• _OBJECTIVE_: Look through the lines and report how many include the word "Services", giving nothing but the number.

—————

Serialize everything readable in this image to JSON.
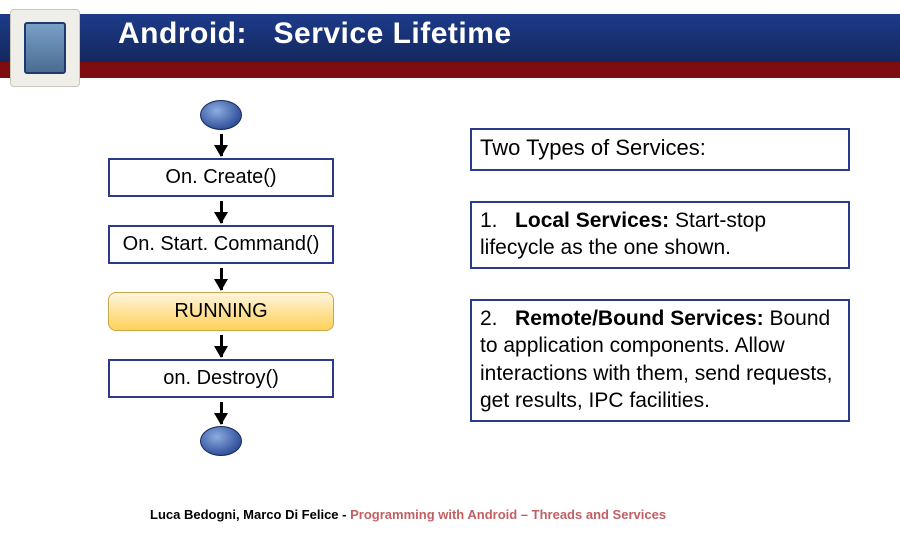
{
  "header": {
    "title_prefix": "Android:",
    "title_suffix": "Service Lifetime"
  },
  "flow": {
    "onCreate": "On. Create()",
    "onStart": "On. Start. Command()",
    "running": "RUNNING",
    "onDestroy": "on. Destroy()"
  },
  "right": {
    "heading": "Two Types of Services:",
    "item1_num": "1.",
    "item1_title": "Local Services:",
    "item1_tail": " Start-stop lifecycle as the one shown.",
    "item2_num": "2.",
    "item2_title": "Remote/Bound Services:",
    "item2_tail": " Bound to application components. Allow interactions with them, send requests, get results, IPC facilities."
  },
  "footer": {
    "authors": "Luca Bedogni, Marco Di Felice",
    "sep": " - ",
    "course": "Programming with Android – Threads and Services"
  }
}
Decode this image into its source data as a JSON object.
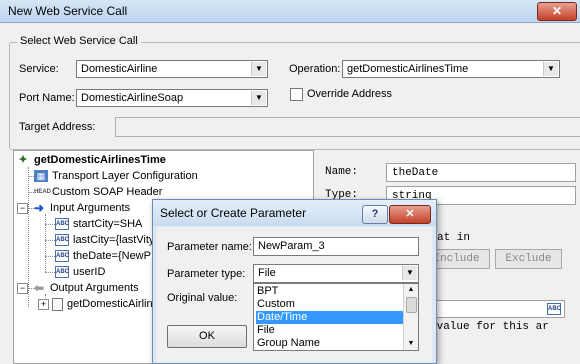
{
  "window": {
    "title": "New Web Service Call",
    "close_glyph": "✕"
  },
  "select_group": {
    "label": "Select Web Service Call",
    "service_label": "Service:",
    "service_value": "DomesticAirline",
    "port_label": "Port Name:",
    "port_value": "DomesticAirlineSoap",
    "operation_label": "Operation:",
    "operation_value": "getDomesticAirlinesTime",
    "override_label": "Override Address",
    "target_label": "Target Address:",
    "target_value": ""
  },
  "tree": {
    "root": "getDomesticAirlinesTime",
    "items": [
      {
        "label": "Transport Layer Configuration",
        "icon": "network-icon"
      },
      {
        "label": "Custom SOAP Header",
        "icon": "head-icon"
      },
      {
        "label": "Input Arguments",
        "icon": "arrow-right-icon"
      },
      {
        "label": "startCity=SHA",
        "icon": "abc-icon"
      },
      {
        "label": "lastCity={lastVity}",
        "icon": "abc-icon"
      },
      {
        "label": "theDate={NewP",
        "icon": "abc-icon"
      },
      {
        "label": "userID",
        "icon": "abc-icon"
      },
      {
        "label": "Output Arguments",
        "icon": "arrow-left-icon"
      },
      {
        "label": "getDomesticAirlin",
        "icon": "document-icon"
      }
    ],
    "abc_text": "ABC",
    "head_text": "HEAD",
    "expander_plus": "+",
    "expander_minus": "−"
  },
  "details": {
    "name_label": "Name:",
    "name_value": "theDate",
    "type_label": "Type:",
    "type_value": "string",
    "partial_text": "at in",
    "include_label": "Include",
    "exclude_label": "Exclude",
    "value_hint": "rvalue for this ar",
    "abc_text": "ABC"
  },
  "dialog": {
    "title": "Select or Create Parameter",
    "help_glyph": "?",
    "close_glyph": "✕",
    "param_name_label": "Parameter name:",
    "param_name_value": "NewParam_3",
    "param_type_label": "Parameter type:",
    "param_type_value": "File",
    "original_value_label": "Original value:",
    "type_options": [
      "BPT",
      "Custom",
      "Date/Time",
      "File",
      "Group Name"
    ],
    "selected_option": "Date/Time",
    "ok_label": "OK"
  },
  "colors": {
    "selection": "#3399ff",
    "title_bar": "#c9dbf0"
  }
}
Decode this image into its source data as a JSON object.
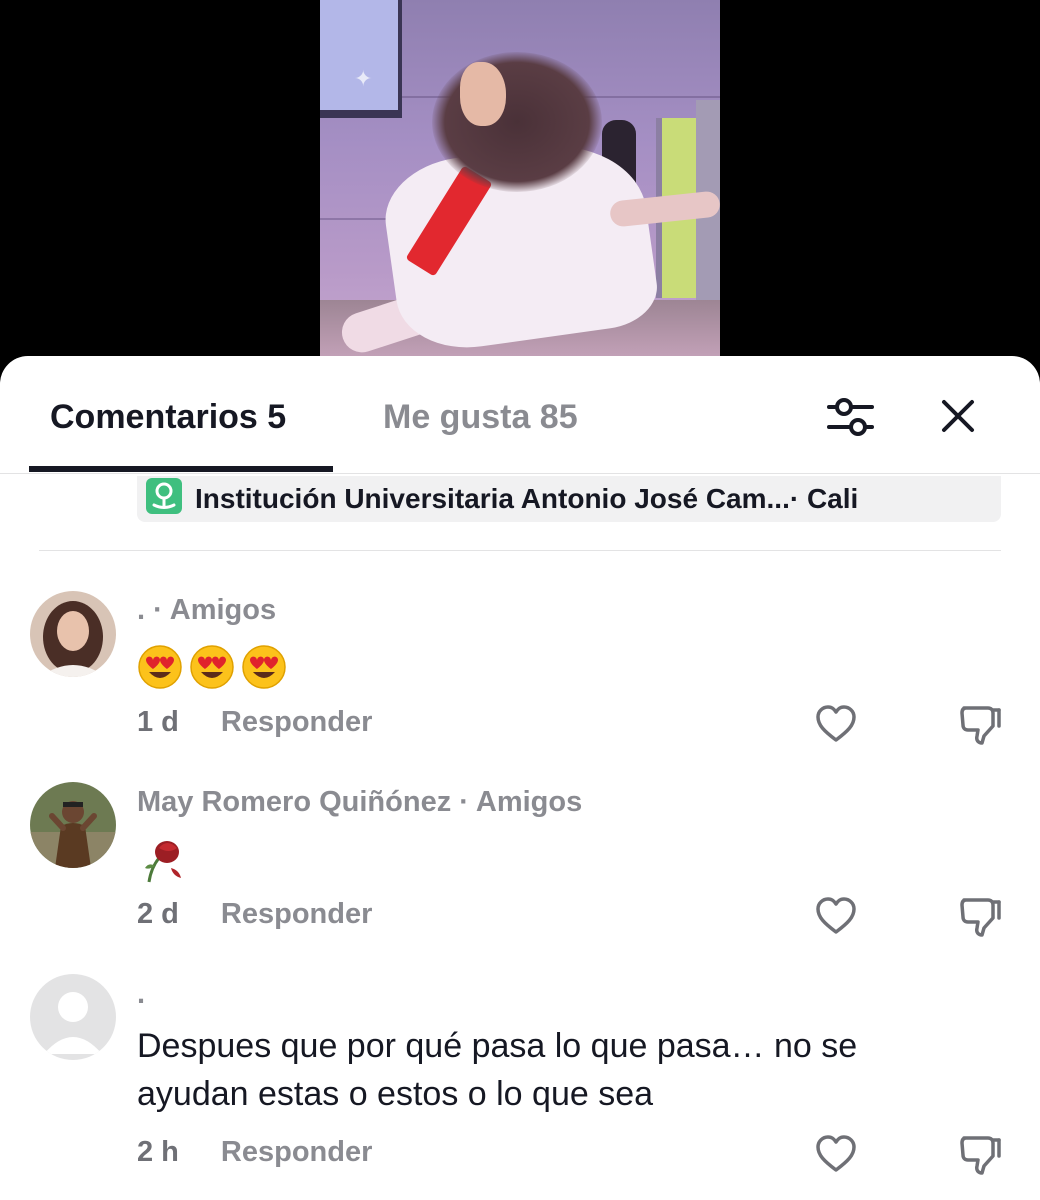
{
  "tabs": {
    "comments_label": "Comentarios 5",
    "likes_label": "Me gusta 85"
  },
  "location": {
    "text": "Institución Universitaria Antonio José Cam...· Cali"
  },
  "comments": [
    {
      "username": ". · Amigos",
      "content": "😍😍😍",
      "age": "1 d",
      "reply_label": "Responder"
    },
    {
      "username": "May Romero Quiñónez · Amigos",
      "content": "🥀",
      "age": "2 d",
      "reply_label": "Responder"
    },
    {
      "username": ".",
      "content": "Despues que por qué pasa lo que pasa… no se ayudan estas o estos o lo que sea",
      "age": "2 h",
      "reply_label": "Responder"
    }
  ],
  "icons": {
    "filter": "sliders-icon",
    "close": "close-icon",
    "location": "map-pin-icon",
    "like": "heart-outline-icon",
    "dislike": "thumbs-down-icon"
  },
  "colors": {
    "primary_text": "#161823",
    "secondary_text": "#8a8b91",
    "location_green": "#3fbf7f",
    "chip_bg": "#f1f1f2"
  }
}
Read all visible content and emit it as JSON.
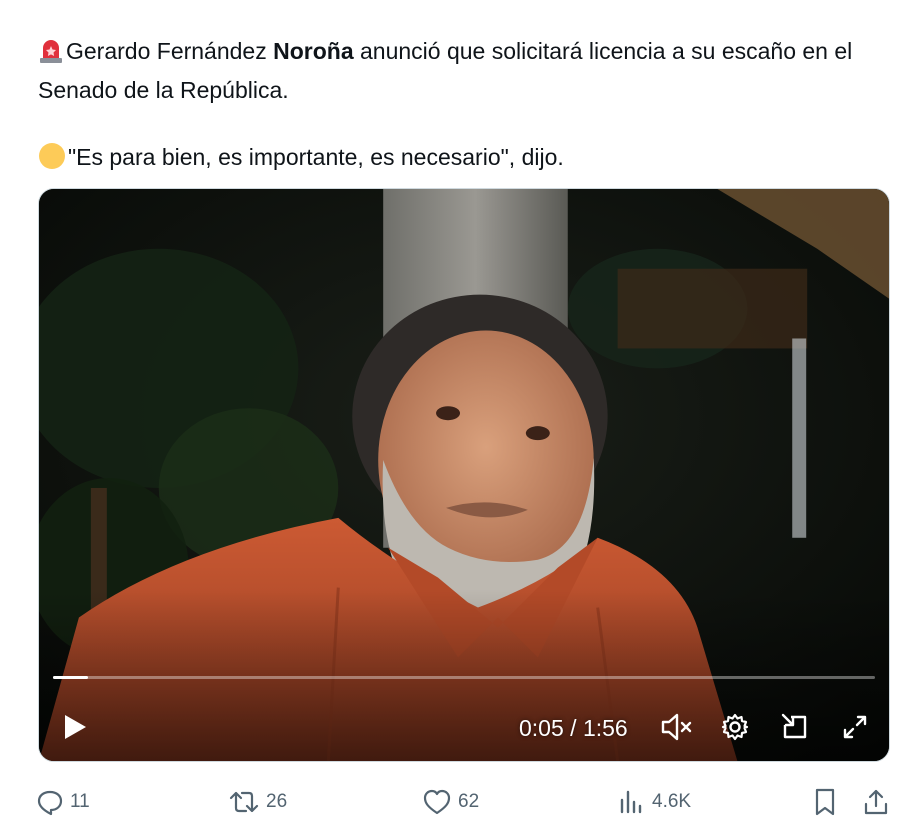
{
  "tweet": {
    "alert_emoji": "🚨",
    "line1_pre": "Gerardo Fernández ",
    "line1_bold": "Noroña",
    "line1_post": " anunció que solicitará licencia a su escaño en el Senado de la República.",
    "dot_emoji": "🟡",
    "line2": "\"Es para bien, es importante, es necesario\", dijo."
  },
  "video": {
    "current_time": "0:05",
    "separator": " / ",
    "duration": "1:56",
    "progress_fraction": 0.043,
    "icons": [
      "play-icon",
      "mute-icon",
      "settings-icon",
      "picture-in-picture-icon",
      "fullscreen-icon"
    ]
  },
  "actions": {
    "replies": "11",
    "retweets": "26",
    "likes": "62",
    "views": "4.6K"
  },
  "colors": {
    "text": "#0f1419",
    "muted": "#536471",
    "shirt": "#c4532e"
  }
}
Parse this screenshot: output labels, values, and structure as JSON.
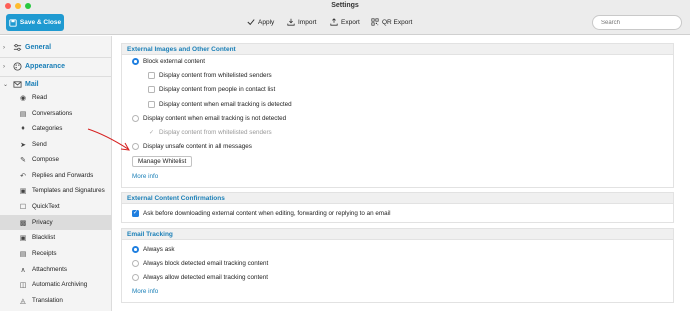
{
  "window": {
    "title": "Settings"
  },
  "toolbar": {
    "save_label": "Save & Close",
    "apply_label": "Apply",
    "import_label": "Import",
    "export_label": "Export",
    "qr_label": "QR Export",
    "search_placeholder": "Search"
  },
  "sidebar": {
    "sections": [
      {
        "label": "General",
        "icon": "sliders-icon",
        "expanded": false
      },
      {
        "label": "Appearance",
        "icon": "palette-icon",
        "expanded": false
      },
      {
        "label": "Mail",
        "icon": "envelope-icon",
        "expanded": true
      }
    ],
    "items": [
      {
        "label": "Read",
        "icon": "eye-icon"
      },
      {
        "label": "Conversations",
        "icon": "conversation-icon"
      },
      {
        "label": "Categories",
        "icon": "tag-icon"
      },
      {
        "label": "Send",
        "icon": "send-icon"
      },
      {
        "label": "Compose",
        "icon": "pencil-icon"
      },
      {
        "label": "Replies and Forwards",
        "icon": "reply-icon"
      },
      {
        "label": "Templates and Signatures",
        "icon": "template-icon"
      },
      {
        "label": "QuickText",
        "icon": "quicktext-icon"
      },
      {
        "label": "Privacy",
        "icon": "privacy-icon",
        "active": true
      },
      {
        "label": "Blacklist",
        "icon": "blacklist-icon"
      },
      {
        "label": "Receipts",
        "icon": "receipt-icon"
      },
      {
        "label": "Attachments",
        "icon": "paperclip-icon"
      },
      {
        "label": "Automatic Archiving",
        "icon": "archive-icon"
      },
      {
        "label": "Translation",
        "icon": "translate-icon"
      }
    ]
  },
  "external_images": {
    "heading": "External Images and Other Content",
    "block_label": "Block external content",
    "block_checked": true,
    "opt_whitelisted": "Display content from whitelisted senders",
    "opt_contacts": "Display content from people in contact list",
    "opt_tracking_detected": "Display content when email tracking is detected",
    "display_not_detected": "Display content when email tracking is not detected",
    "display_not_detected_sub": "Display content from whitelisted senders",
    "unsafe_label": "Display unsafe content in all messages",
    "manage_whitelist": "Manage Whitelist",
    "more_info": "More info"
  },
  "confirmations": {
    "heading": "External Content Confirmations",
    "ask_label": "Ask before downloading external content when editing, forwarding or replying to an email",
    "ask_checked": true
  },
  "tracking": {
    "heading": "Email Tracking",
    "always_ask": "Always ask",
    "always_block": "Always block detected email tracking content",
    "always_allow": "Always allow detected email tracking content",
    "selected": "Always ask",
    "more_info": "More info"
  },
  "colors": {
    "accent": "#1a7fb7",
    "button": "#1f9ad1",
    "radio_on": "#1f7fe0",
    "annotation": "#d62020"
  }
}
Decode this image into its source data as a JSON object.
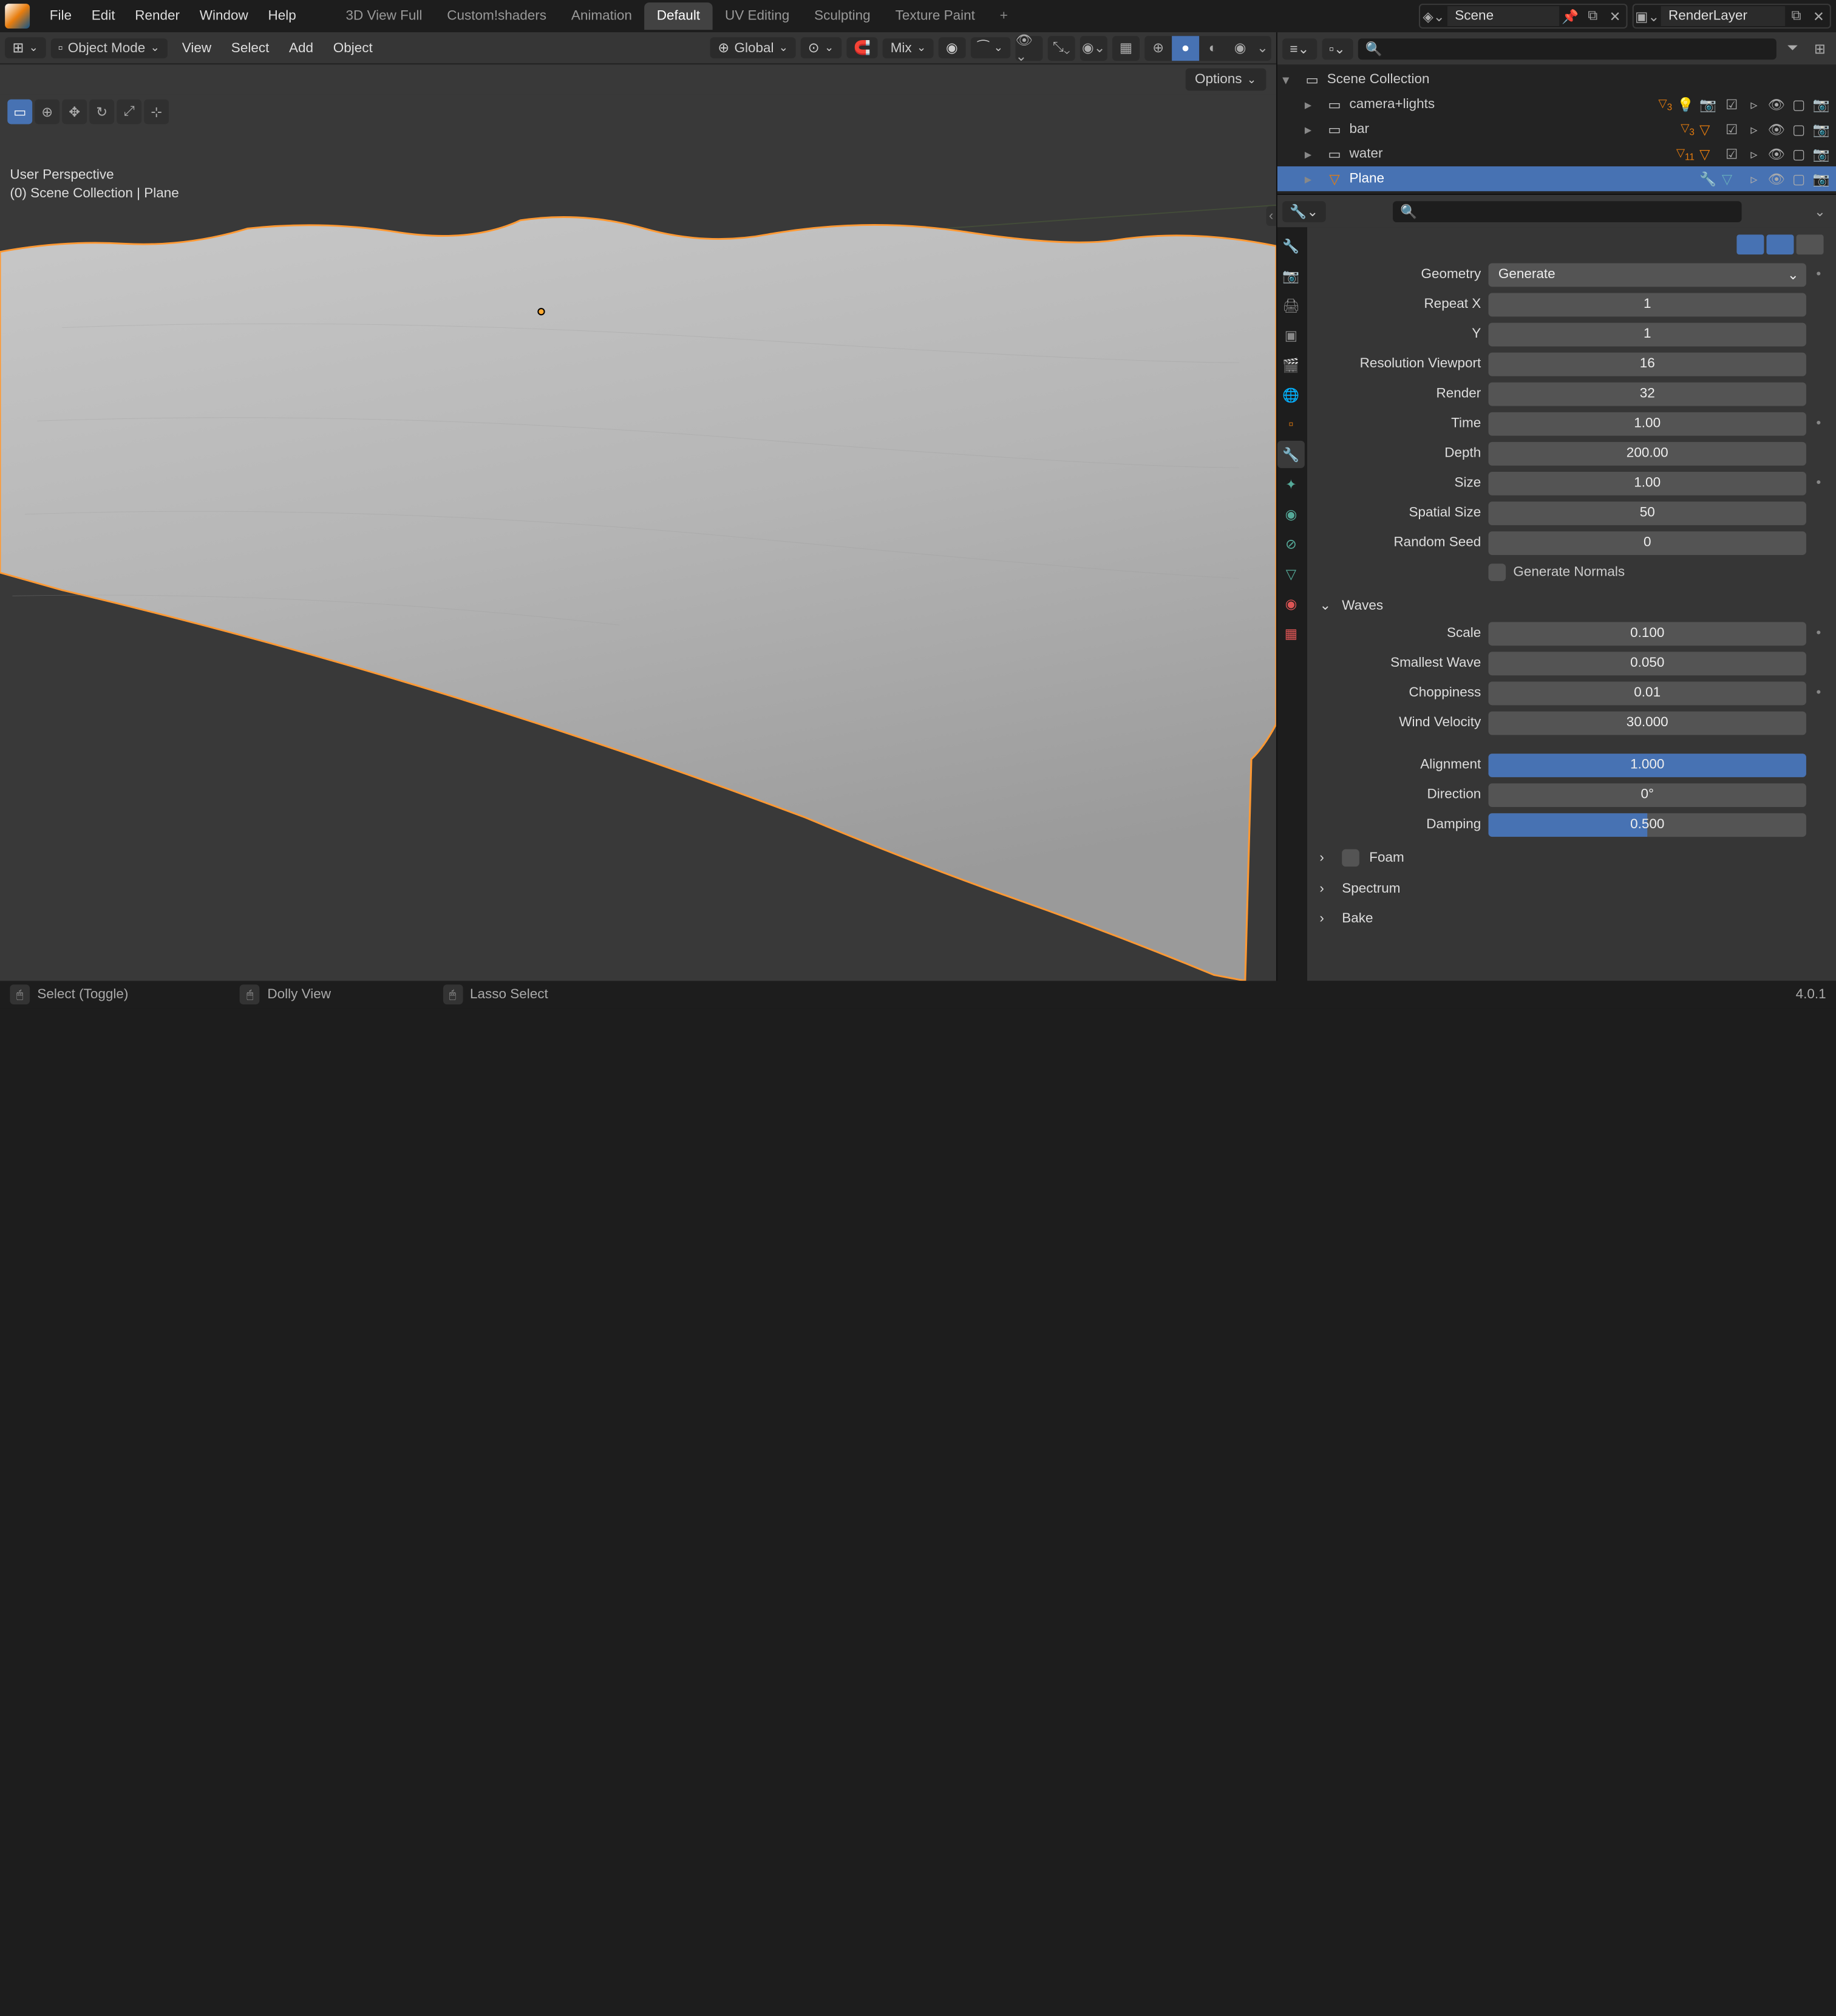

—————

• _CORRECT RESULT_: 4